** Start **

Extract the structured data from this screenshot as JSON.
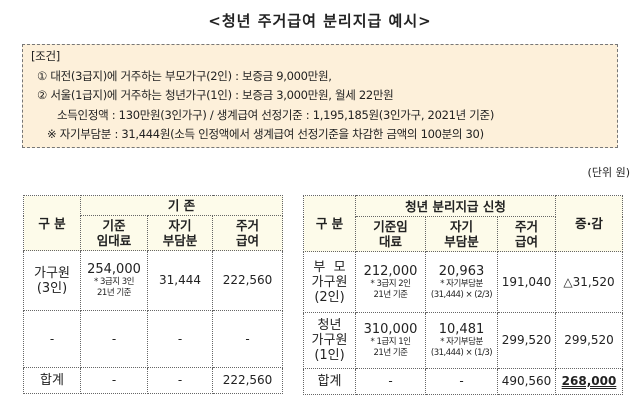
{
  "title": "<청년 주거급여 분리지급 예시>",
  "conditions": {
    "heading": "[조건]",
    "lines": [
      "① 대전(3급지)에 거주하는 부모가구(2인) : 보증금 9,000만원,",
      "② 서울(1급지)에 거주하는 청년가구(1인) : 보증금 3,000만원, 월세 22만원",
      "소득인정액 : 130만원(3인가구)  / 생계급여 선정기준 : 1,195,185원(3인가구, 2021년 기준)",
      "※ 자기부담분 : 31,444원(소득 인정액에서 생계급여 선정기준을 차감한 금액의 100분의 30)"
    ]
  },
  "unit": "(단위 원)",
  "left": {
    "group": "기 존",
    "col0": "구 분",
    "cols": [
      "기준\n임대료",
      "자기\n부담분",
      "주거\n급여"
    ],
    "rows": [
      {
        "label": "가구원\n(3인)",
        "rent": "254,000",
        "rent_note": "* 3급지 3인\n21년 기준",
        "self": "31,444",
        "benefit": "222,560"
      },
      {
        "label": "-",
        "rent": "-",
        "self": "-",
        "benefit": "-"
      },
      {
        "label": "합계",
        "rent": "-",
        "self": "-",
        "benefit": "222,560"
      }
    ]
  },
  "right": {
    "group": "청년 분리지급 신청",
    "col0": "구 분",
    "cols": [
      "기준임\n대료",
      "자기\n부담분",
      "주거\n급여"
    ],
    "diff": "증·감",
    "rows": [
      {
        "label": "부  모\n가구원\n(2인)",
        "rent": "212,000",
        "rent_note": "* 3급지 2인\n21년 기준",
        "self": "20,963",
        "self_note": "* 자기부담분\n(31,444) × (2/3)",
        "benefit": "191,040",
        "diff": "△31,520"
      },
      {
        "label": "청년\n가구원\n(1인)",
        "rent": "310,000",
        "rent_note": "* 1급지 1인\n21년 기준",
        "self": "10,481",
        "self_note": "* 자기부담분\n(31,444) × (1/3)",
        "benefit": "299,520",
        "diff": "299,520"
      },
      {
        "label": "합계",
        "rent": "-",
        "self": "-",
        "benefit": "490,560",
        "diff": "268,000"
      }
    ]
  }
}
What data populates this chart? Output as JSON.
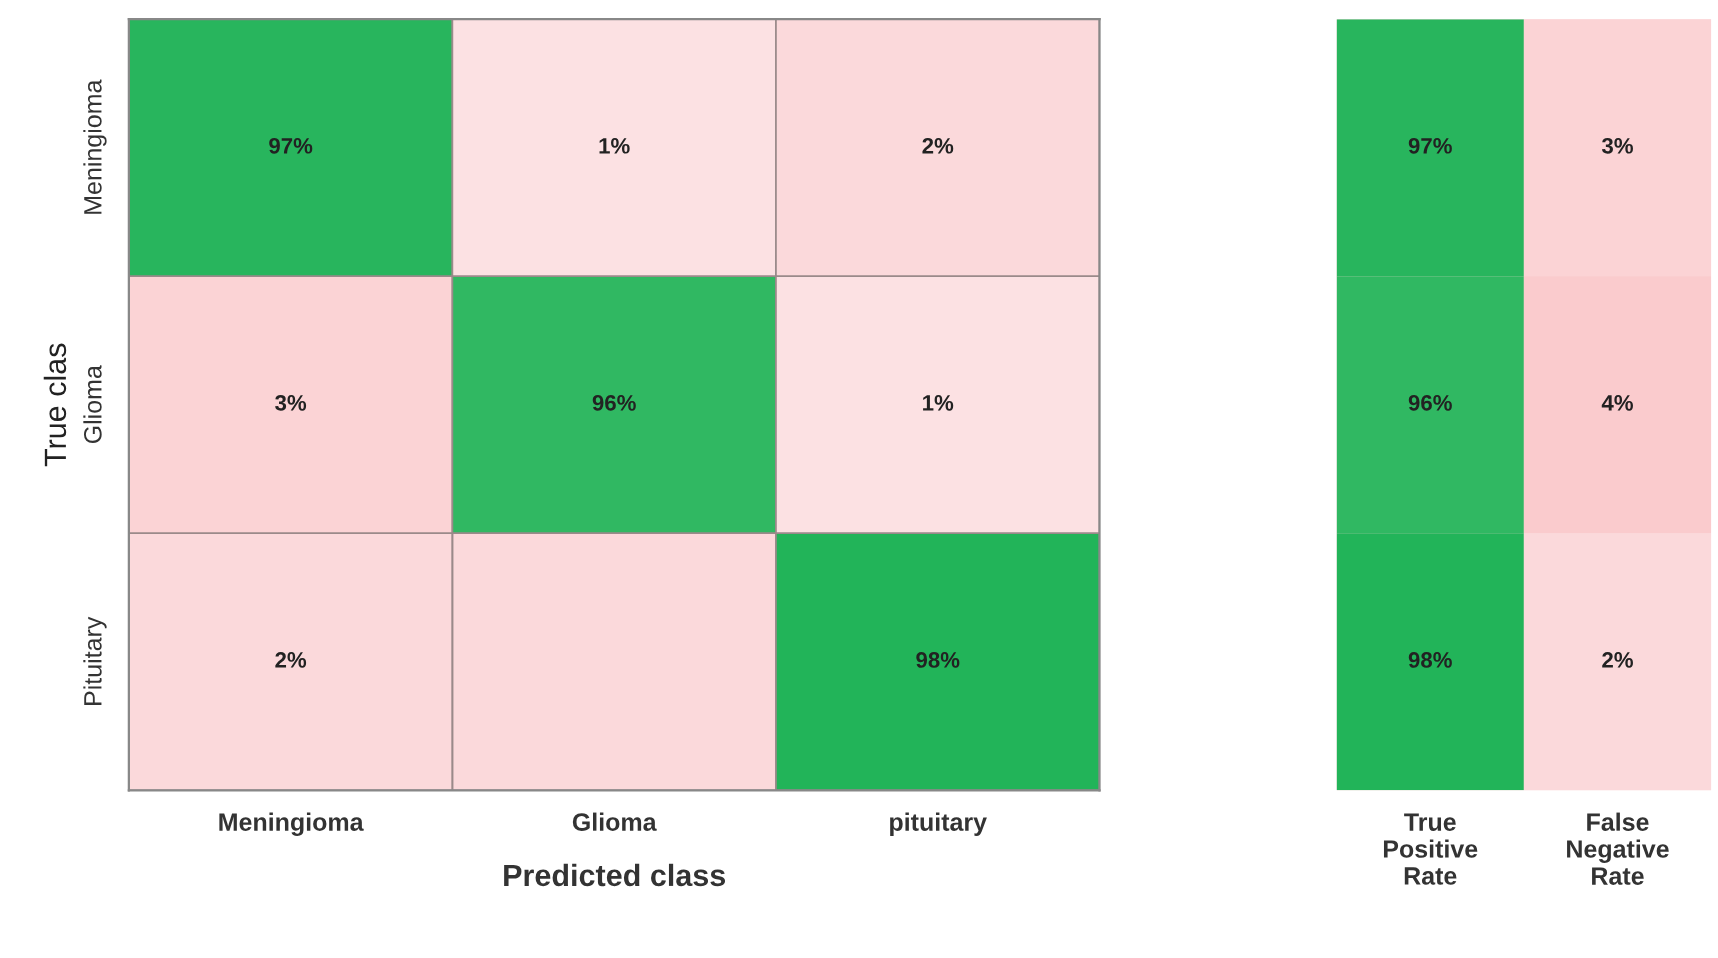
{
  "chart_data": [
    {
      "type": "heatmap",
      "xlabel": "Predicted class",
      "ylabel": "True clas",
      "categories": [
        "Meningioma",
        "Glioma",
        "pituitary"
      ],
      "y_categories": [
        "Meningioma",
        "Glioma",
        "Pituitary"
      ],
      "cells": [
        [
          97,
          1,
          2
        ],
        [
          3,
          96,
          1
        ],
        [
          2,
          null,
          98
        ]
      ],
      "cell_labels": [
        [
          "97%",
          "1%",
          "2%"
        ],
        [
          "3%",
          "96%",
          "1%"
        ],
        [
          "2%",
          null,
          "98%"
        ]
      ]
    },
    {
      "type": "heatmap",
      "categories": [
        "True\nPositive\nRate",
        "False\nNegative\nRate"
      ],
      "y_categories": [
        null,
        null,
        null
      ],
      "cells": [
        [
          97,
          3
        ],
        [
          96,
          4
        ],
        [
          98,
          2
        ]
      ],
      "cell_labels": [
        [
          "97%",
          "3%"
        ],
        [
          "96%",
          "4%"
        ],
        [
          "98%",
          "2%"
        ]
      ]
    }
  ]
}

** End **

◆ **Requirements**: Using the entries above, return each line that includes the word "자기부담분".

◆ **Solved problem**:
      "※ 자기부담분 : 31,444원(소득 인정액에서 생계급여 선정기준을 차감한 금액의 100분의 30)"
        "self_note": "* 자기부담분\n(31,444) × (2/3)",
        "self_note": "* 자기부담분\n(31,444) × (1/3)",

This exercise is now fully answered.